- Text provided -

-=-=-

GlideSlope
- Type: LLC
- Industry: Sports
- Genre: Sports business consulting
- Founded: 2010
- Founder: David Fuller, Dave Mingey, Eric Guthoff
- Defunct: 2017
- Fate: Acquired by CSM Sport & Entertainment
- Headquarters: 133 West 19th Street, 6th Floor, New York, NY 10011, United States
- Key people: David Fuller, Dave Mingey, Eric Guthoff, Tori Stevens
- Website: theglideslope.com

= GlideSlope =

Firm in New York city

GlideSlope is a management consulting firm involved in global sport. GlideSlope was founded in 2010 and currently headquartered in New York City. In April 2017, GlideSlope was acquired by CSM Sport & Entertainment.

==Description==
GlideSlope specializes in advising brands on strategies to "leverage global sport as a business driver". It maintains a neutral point of view by not participating in any sponsorship sales, activation, or the representation of athletes.

The company’s services include sport strategy, learning lab workshops, intelligence reporting, analytical insights, opportunity analysis, measurement, and stakeholder integration.

==History==
GlideSlope was founded by three partners – David Fuller, Dave Mingey and Eric Guthoff – in 2010. Headquartered in DUMBO, Brooklyn. Within two years, the company would establish its headquarters in Manhattan, building out the entire floor of 133 West 19th street.

In 2011, GlideSlope formed a joint venture with Helios Partners, an international sports marketing agency owned by French media and event company, the Armoury Group. The JV, named HGS, came a year after the two companies partnered to become the Olympic agency of record for Dow Chemical.

In 2014, Helios and GlideSlope ended their partnership and GlideSlope retained Dow’s Olympic business.

GlideSlope worked extensively with brands to better understand sports and social unrest, particularly in the lead-up to the 2014 World Cup and the 2016 Summer Olympics, both hosted in Brazil.

-=-=-

- Exercise instructions -
a: According to the GlideSlope profile, which company acquired GlideSlope, and in what month and year?
b: In one to three sentences, explain why, according to the GlideSlope profile, the firm does not take part in sponsorship sales, activation, or athlete representation.

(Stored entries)

-=-=-

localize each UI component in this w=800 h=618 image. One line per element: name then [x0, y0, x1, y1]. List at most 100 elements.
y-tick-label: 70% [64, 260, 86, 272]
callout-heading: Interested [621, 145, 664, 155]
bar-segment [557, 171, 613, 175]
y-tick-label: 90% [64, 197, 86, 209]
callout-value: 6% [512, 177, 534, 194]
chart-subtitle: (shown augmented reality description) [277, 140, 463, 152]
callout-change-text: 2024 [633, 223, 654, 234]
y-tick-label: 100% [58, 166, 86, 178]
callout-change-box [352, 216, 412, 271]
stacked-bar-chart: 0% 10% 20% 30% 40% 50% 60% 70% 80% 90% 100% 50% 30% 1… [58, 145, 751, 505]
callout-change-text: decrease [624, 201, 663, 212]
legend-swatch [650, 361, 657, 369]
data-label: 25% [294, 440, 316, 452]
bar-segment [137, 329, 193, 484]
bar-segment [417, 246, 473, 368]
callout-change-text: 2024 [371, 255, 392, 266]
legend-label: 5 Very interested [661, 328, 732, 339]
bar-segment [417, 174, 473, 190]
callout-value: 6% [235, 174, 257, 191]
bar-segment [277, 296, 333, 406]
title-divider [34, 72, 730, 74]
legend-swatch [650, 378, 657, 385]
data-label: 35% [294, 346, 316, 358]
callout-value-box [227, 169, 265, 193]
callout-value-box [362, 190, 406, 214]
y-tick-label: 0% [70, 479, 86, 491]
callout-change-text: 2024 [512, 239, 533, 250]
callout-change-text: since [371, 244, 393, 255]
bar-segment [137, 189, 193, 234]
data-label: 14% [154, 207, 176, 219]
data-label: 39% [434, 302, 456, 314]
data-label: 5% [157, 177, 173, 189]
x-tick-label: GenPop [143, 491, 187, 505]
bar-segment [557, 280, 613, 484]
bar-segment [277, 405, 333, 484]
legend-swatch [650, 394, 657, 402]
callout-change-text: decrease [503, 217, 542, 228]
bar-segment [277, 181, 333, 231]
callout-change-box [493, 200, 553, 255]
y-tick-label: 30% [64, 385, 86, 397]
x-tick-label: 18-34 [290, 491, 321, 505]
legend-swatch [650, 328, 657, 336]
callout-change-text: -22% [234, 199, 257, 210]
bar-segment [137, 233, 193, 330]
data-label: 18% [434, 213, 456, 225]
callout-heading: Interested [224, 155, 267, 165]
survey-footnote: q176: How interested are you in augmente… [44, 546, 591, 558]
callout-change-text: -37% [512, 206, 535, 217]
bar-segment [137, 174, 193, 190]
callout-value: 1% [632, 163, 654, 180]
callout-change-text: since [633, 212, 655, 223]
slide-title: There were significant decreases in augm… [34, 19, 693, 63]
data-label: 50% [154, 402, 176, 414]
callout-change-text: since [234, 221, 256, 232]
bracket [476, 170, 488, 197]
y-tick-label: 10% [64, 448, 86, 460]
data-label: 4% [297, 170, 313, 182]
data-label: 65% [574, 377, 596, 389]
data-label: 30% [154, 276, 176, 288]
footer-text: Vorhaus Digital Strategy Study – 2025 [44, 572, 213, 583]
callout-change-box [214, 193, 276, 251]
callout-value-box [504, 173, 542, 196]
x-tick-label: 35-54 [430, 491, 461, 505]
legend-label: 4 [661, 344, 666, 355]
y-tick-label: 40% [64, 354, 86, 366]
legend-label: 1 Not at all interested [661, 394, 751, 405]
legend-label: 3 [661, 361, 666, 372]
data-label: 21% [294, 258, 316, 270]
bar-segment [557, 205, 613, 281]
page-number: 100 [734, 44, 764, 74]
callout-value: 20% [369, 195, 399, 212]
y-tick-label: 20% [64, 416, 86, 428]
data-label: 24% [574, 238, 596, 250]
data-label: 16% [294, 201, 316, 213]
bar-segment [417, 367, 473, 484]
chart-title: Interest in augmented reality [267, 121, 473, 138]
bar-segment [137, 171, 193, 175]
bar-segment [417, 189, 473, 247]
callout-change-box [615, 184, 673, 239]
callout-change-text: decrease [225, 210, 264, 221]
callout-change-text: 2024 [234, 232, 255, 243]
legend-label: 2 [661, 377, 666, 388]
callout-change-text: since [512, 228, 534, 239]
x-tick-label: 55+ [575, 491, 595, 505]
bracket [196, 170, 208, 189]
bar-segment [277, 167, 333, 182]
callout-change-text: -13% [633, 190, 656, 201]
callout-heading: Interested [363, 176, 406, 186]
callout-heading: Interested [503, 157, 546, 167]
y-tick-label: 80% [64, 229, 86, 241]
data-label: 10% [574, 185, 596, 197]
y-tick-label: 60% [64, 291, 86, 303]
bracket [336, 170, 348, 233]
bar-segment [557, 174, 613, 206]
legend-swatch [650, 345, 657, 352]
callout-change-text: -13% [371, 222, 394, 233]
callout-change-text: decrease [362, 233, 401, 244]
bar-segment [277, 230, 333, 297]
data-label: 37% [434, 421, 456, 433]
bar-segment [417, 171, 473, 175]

-=-=-

- Task answers -
a: CSM Sport & Entertainment acquired GlideSlope in April 2017.

b: GlideSlope avoids sponsorship sales, activation, and the representation of athletes so that it can keep a neutral point of view as it advises brands on using global sport as a business driver.